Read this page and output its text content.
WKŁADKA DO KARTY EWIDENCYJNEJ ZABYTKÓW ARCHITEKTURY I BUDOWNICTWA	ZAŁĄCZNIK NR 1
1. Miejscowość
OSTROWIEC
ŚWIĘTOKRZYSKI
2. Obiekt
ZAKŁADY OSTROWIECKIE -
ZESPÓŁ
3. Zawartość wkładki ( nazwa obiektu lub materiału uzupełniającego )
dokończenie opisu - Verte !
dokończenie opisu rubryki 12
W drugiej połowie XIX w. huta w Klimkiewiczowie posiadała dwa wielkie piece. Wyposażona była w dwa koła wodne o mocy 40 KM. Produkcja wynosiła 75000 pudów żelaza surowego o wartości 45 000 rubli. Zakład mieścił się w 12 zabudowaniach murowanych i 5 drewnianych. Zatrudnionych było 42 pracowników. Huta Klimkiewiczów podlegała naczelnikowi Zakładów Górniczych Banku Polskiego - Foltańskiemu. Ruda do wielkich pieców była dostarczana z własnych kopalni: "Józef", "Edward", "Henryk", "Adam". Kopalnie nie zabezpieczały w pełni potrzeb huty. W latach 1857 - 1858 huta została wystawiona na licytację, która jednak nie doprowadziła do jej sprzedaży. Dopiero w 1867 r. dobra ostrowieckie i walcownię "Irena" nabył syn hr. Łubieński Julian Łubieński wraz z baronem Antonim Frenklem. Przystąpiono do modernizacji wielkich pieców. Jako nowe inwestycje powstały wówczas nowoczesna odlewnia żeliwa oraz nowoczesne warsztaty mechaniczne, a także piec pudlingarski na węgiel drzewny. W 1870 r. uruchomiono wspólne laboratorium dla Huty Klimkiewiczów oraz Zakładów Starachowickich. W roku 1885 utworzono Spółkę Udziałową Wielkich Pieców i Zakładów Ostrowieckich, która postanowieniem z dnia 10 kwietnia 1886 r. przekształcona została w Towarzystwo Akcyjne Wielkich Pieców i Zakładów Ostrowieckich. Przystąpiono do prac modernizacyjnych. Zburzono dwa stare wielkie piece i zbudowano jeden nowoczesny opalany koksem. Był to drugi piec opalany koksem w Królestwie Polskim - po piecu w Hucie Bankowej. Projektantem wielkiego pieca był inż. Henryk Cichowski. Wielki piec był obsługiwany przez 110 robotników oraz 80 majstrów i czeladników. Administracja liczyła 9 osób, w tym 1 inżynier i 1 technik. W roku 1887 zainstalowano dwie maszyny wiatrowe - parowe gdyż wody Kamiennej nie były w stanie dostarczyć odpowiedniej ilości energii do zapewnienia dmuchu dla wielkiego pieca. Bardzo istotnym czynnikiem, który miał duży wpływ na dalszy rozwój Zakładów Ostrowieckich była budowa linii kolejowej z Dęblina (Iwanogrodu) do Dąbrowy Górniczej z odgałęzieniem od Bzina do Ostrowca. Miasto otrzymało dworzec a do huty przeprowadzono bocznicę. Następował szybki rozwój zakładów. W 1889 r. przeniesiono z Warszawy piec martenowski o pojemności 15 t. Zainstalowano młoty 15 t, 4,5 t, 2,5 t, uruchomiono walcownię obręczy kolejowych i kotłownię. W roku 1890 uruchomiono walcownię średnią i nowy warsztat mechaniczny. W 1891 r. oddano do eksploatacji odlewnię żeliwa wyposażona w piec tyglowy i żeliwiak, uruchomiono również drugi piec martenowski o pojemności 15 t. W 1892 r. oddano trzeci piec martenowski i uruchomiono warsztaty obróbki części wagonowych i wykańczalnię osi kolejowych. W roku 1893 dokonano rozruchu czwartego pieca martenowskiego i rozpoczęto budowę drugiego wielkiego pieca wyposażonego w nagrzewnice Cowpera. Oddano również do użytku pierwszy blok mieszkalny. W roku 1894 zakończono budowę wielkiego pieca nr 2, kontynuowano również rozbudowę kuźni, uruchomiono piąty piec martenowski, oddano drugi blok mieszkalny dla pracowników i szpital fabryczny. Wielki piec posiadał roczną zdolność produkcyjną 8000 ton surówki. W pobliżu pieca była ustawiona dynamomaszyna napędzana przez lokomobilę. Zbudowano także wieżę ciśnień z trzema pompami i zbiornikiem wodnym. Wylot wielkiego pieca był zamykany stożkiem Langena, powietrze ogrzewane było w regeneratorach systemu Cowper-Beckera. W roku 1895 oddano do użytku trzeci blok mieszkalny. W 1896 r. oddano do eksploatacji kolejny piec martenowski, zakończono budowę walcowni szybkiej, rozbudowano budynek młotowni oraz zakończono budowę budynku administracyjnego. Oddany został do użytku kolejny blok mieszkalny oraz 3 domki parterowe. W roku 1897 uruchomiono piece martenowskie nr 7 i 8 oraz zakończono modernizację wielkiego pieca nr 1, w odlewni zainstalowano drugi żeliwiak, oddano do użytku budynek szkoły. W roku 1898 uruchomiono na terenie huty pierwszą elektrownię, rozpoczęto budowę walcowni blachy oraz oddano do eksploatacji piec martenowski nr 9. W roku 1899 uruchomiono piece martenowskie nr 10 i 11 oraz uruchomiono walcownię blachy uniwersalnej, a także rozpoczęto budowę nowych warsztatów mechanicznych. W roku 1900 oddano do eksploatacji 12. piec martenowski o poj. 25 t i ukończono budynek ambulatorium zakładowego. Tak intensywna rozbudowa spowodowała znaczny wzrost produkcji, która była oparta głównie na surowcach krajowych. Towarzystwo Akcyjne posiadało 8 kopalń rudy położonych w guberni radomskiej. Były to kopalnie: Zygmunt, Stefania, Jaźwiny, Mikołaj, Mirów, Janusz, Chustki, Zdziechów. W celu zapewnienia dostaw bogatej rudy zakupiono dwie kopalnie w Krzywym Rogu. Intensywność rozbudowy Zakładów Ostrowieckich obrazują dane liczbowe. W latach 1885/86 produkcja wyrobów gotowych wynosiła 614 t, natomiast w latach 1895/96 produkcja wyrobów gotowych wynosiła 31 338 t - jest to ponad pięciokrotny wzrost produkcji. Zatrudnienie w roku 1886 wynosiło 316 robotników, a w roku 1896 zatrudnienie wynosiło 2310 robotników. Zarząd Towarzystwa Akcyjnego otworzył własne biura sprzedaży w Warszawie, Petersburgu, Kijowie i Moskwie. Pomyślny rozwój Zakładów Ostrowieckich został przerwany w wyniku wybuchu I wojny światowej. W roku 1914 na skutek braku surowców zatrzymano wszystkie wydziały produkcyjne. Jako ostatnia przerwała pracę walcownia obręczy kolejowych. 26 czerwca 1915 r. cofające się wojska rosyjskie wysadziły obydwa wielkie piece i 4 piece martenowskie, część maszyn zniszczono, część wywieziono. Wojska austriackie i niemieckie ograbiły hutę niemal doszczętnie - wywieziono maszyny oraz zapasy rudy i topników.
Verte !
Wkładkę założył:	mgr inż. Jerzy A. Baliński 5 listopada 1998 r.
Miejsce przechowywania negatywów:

Direction
Set down all of the entries exactly, please.

Finished answer
Read this page and output its text content.
WKŁADKA DO KARTY EWIDENCYJNEJ ZABYTKÓW ARCHITEKTURY I BUDOWNICTWA	ZAŁĄCZNIK NR 1
1. Miejscowość
OSTROWIEC
ŚWIĘTOKRZYSKI
2. Obiekt
ZAKŁADY OSTROWIECKIE -
ZESPÓŁ
3. Zawartość wkładki ( nazwa obiektu lub materiału uzupełniającego )
dokończenie opisu - Verte !
dokończenie opisu rubryki 12
W drugiej połowie XIX w. huta w Klimkiewiczowie posiadała dwa wielkie piece. Wyposażona była w dwa koła wodne o mocy 40 KM. Produkcja wynosiła 75000 pudów żelaza surowego o wartości 45 000 rubli. Zakład mieścił się w 12 zabudowaniach murowanych i 5 drewnianych. Zatrudnionych było 42 pracowników. Huta Klimkiewiczów podlegała naczelnikowi Zakładów Górniczych Banku Polskiego - Foltańskiemu. Ruda do wielkich pieców była dostarczana z własnych kopalni: "Józef", "Edward", "Henryk", "Adam". Kopalnie nie zabezpieczały w pełni potrzeb huty. W latach 1857 - 1858 huta została wystawiona na licytację, która jednak nie doprowadziła do jej sprzedaży. Dopiero w 1867 r. dobra ostrowieckie i walcownię "Irena" nabył syn hr. Łubieński Julian Łubieński wraz z baronem Antonim Frenklem. Przystąpiono do modernizacji wielkich pieców. Jako nowe inwestycje powstały wówczas nowoczesna odlewnia żeliwa oraz nowoczesne warsztaty mechaniczne, a także piec pudlingarski na węgiel drzewny. W 1870 r. uruchomiono wspólne laboratorium dla Huty Klimkiewiczów oraz Zakładów Starachowickich. W roku 1885 utworzono Spółkę Udziałową Wielkich Pieców i Zakładów Ostrowieckich, która postanowieniem z dnia 10 kwietnia 1886 r. przekształcona została w Towarzystwo Akcyjne Wielkich Pieców i Zakładów Ostrowieckich. Przystąpiono do prac modernizacyjnych. Zburzono dwa stare wielkie piece i zbudowano jeden nowoczesny opalany koksem. Był to drugi piec opalany koksem w Królestwie Polskim - po piecu w Hucie Bankowej. Projektantem wielkiego pieca był inż. Henryk Cichowski. Wielki piec był obsługiwany przez 110 robotników oraz 80 majstrów i czeladników. Administracja liczyła 9 osób, w tym 1 inżynier i 1 technik. W roku 1887 zainstalowano dwie maszyny wiatrowe - parowe gdyż wody Kamiennej nie były w stanie dostarczyć odpowiedniej ilości energii do zapewnienia dmuchu dla wielkiego pieca. Bardzo istotnym czynnikiem, który miał duży wpływ na dalszy rozwój Zakładów Ostrowieckich była budowa linii kolejowej z Dęblina (Iwanogrodu) do Dąbrowy Górniczej z odgałęzieniem od Bzina do Ostrowca. Miasto otrzymało dworzec a do huty przeprowadzono bocznicę. Następował szybki rozwój zakładów. W 1889 r. przeniesiono z Warszawy piec martenowski o pojemności 15 t. Zainstalowano młoty 15 t, 4,5 t, 2,5 t, uruchomiono walcownię obręczy kolejowych i kotłownię. W roku 1890 uruchomiono walcownię średnią i nowy warsztat mechaniczny. W 1891 r. oddano do eksploatacji odlewnię żeliwa wyposażona w piec tyglowy i żeliwiak, uruchomiono również drugi piec martenowski o pojemności 15 t. W 1892 r. oddano trzeci piec martenowski i uruchomiono warsztaty obróbki części wagonowych i wykańczalnię osi kolejowych. W roku 1893 dokonano rozruchu czwartego pieca martenowskiego i rozpoczęto budowę drugiego wielkiego pieca wyposażonego w nagrzewnice Cowpera. Oddano również do użytku pierwszy blok mieszkalny. W roku 1894 zakończono budowę wielkiego pieca nr 2, kontynuowano również rozbudowę kuźni, uruchomiono piąty piec martenowski, oddano drugi blok mieszkalny dla pracowników i szpital fabryczny. Wielki piec posiadał roczną zdolność produkcyjną 8000 ton surówki. W pobliżu pieca była ustawiona dynamomaszyna napędzana przez lokomobilę. Zbudowano także wieżę ciśnień z trzema pompami i zbiornikiem wodnym. Wylot wielkiego pieca był zamykany stożkiem Langena, powietrze ogrzewane było w regeneratorach systemu Cowper-Beckera. W roku 1895 oddano do użytku trzeci blok mieszkalny. W 1896 r. oddano do eksploatacji kolejny piec martenowski, zakończono budowę walcowni szybkiej, rozbudowano budynek młotowni oraz zakończono budowę budynku administracyjnego. Oddany został do użytku kolejny blok mieszkalny oraz 3 domki parterowe. W roku 1897 uruchomiono piece martenowskie nr 7 i 8 oraz zakończono modernizację wielkiego pieca nr 1, w odlewni zainstalowano drugi żeliwiak, oddano do użytku budynek szkoły. W roku 1898 uruchomiono na terenie huty pierwszą elektrownię, rozpoczęto budowę walcowni blachy oraz oddano do eksploatacji piec martenowski nr 9. W roku 1899 uruchomiono piece martenowskie nr 10 i 11 oraz uruchomiono walcownię blachy uniwersalnej, a także rozpoczęto budowę nowych warsztatów mechanicznych. W roku 1900 oddano do eksploatacji 12. piec martenowski o poj. 25 t i ukończono budynek ambulatorium zakładowego. Tak intensywna rozbudowa spowodowała znaczny wzrost produkcji, która była oparta głównie na surowcach krajowych. Towarzystwo Akcyjne posiadało 8 kopalń rudy położonych w guberni radomskiej. Były to kopalnie: Zygmunt, Stefania, Jaźwiny, Mikołaj, Mirów, Janusz, Chustki, Zdziechów. W celu zapewnienia dostaw bogatej rudy zakupiono dwie kopalnie w Krzywym Rogu. Intensywność rozbudowy Zakładów Ostrowieckich obrazują dane liczbowe. W latach 1885/86 produkcja wyrobów gotowych wynosiła 614 t, natomiast w latach 1895/96 produkcja wyrobów gotowych wynosiła 31 338 t - jest to ponad pięciokrotny wzrost produkcji. Zatrudnienie w roku 1886 wynosiło 316 robotników, a w roku 1896 zatrudnienie wynosiło 2310 robotników. Zarząd Towarzystwa Akcyjnego otworzył własne biura sprzedaży w Warszawie, Petersburgu, Kijowie i Moskwie. Pomyślny rozwój Zakładów Ostrowieckich został przerwany w wyniku wybuchu I wojny światowej. W roku 1914 na skutek braku surowców zatrzymano wszystkie wydziały produkcyjne. Jako ostatnia przerwała pracę walcownia obręczy kolejowych. 26 czerwca 1915 r. cofające się wojska rosyjskie wysadziły obydwa wielkie piece i 4 piece martenowskie, część maszyn zniszczono, część wywieziono. Wojska austriackie i niemieckie ograbiły hutę niemal doszczętnie - wywieziono maszyny oraz zapasy rudy i topników.
Verte !
Wkładkę założył:	mgr inż. Jerzy A. Baliński 5 listopada 1998 r.
Miejsce przechowywania negatywów:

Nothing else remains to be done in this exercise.